AIM:
Please express the records as a JSON list of strings, one string per line, running from the start of the records through the line that contains "The bell crank 56 is at (160, 363).". Leave out blank lines.

[Recorded data]
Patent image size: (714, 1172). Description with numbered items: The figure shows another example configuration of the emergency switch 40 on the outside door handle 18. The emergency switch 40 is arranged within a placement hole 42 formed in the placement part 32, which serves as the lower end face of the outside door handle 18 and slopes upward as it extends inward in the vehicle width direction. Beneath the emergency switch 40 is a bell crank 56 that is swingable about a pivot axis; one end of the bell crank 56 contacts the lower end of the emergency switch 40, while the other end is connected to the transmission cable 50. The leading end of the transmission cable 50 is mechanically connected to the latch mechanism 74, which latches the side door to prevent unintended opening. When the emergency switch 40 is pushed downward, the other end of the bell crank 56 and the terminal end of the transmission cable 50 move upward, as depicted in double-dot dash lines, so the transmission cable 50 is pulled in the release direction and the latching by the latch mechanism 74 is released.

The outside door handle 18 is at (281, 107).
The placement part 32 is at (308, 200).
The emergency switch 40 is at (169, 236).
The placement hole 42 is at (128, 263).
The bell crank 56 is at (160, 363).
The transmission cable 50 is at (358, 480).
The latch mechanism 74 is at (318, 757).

ANSWER TO THE PROBLEM:
[
  "Patent image size: (714, 1172). Description with numbered items: The figure shows another example configuration of the emergency switch 40 on the outside door handle 18. The emergency switch 40 is arranged within a placement hole 42 formed in the placement part 32, which serves as the lower end face of the outside door handle 18 and slopes upward as it extends inward in the vehicle width direction. Beneath the emergency switch 40 is a bell crank 56 that is swingable about a pivot axis; one end of the bell crank 56 contacts the lower end of the emergency switch 40, while the other end is connected to the transmission cable 50. The leading end of the transmission cable 50 is mechanically connected to the latch mechanism 74, which latches the side door to prevent unintended opening. When the emergency switch 40 is pushed downward, the other end of the bell crank 56 and the terminal end of the transmission cable 50 move upward, as depicted in double-dot dash lines, so the transmission cable 50 is pulled in the release direction and the latching by the latch mechanism 74 is released.",
  "The outside door handle 18 is at (281, 107).",
  "The placement part 32 is at (308, 200).",
  "The emergency switch 40 is at (169, 236).",
  "The placement hole 42 is at (128, 263).",
  "The bell crank 56 is at (160, 363)."
]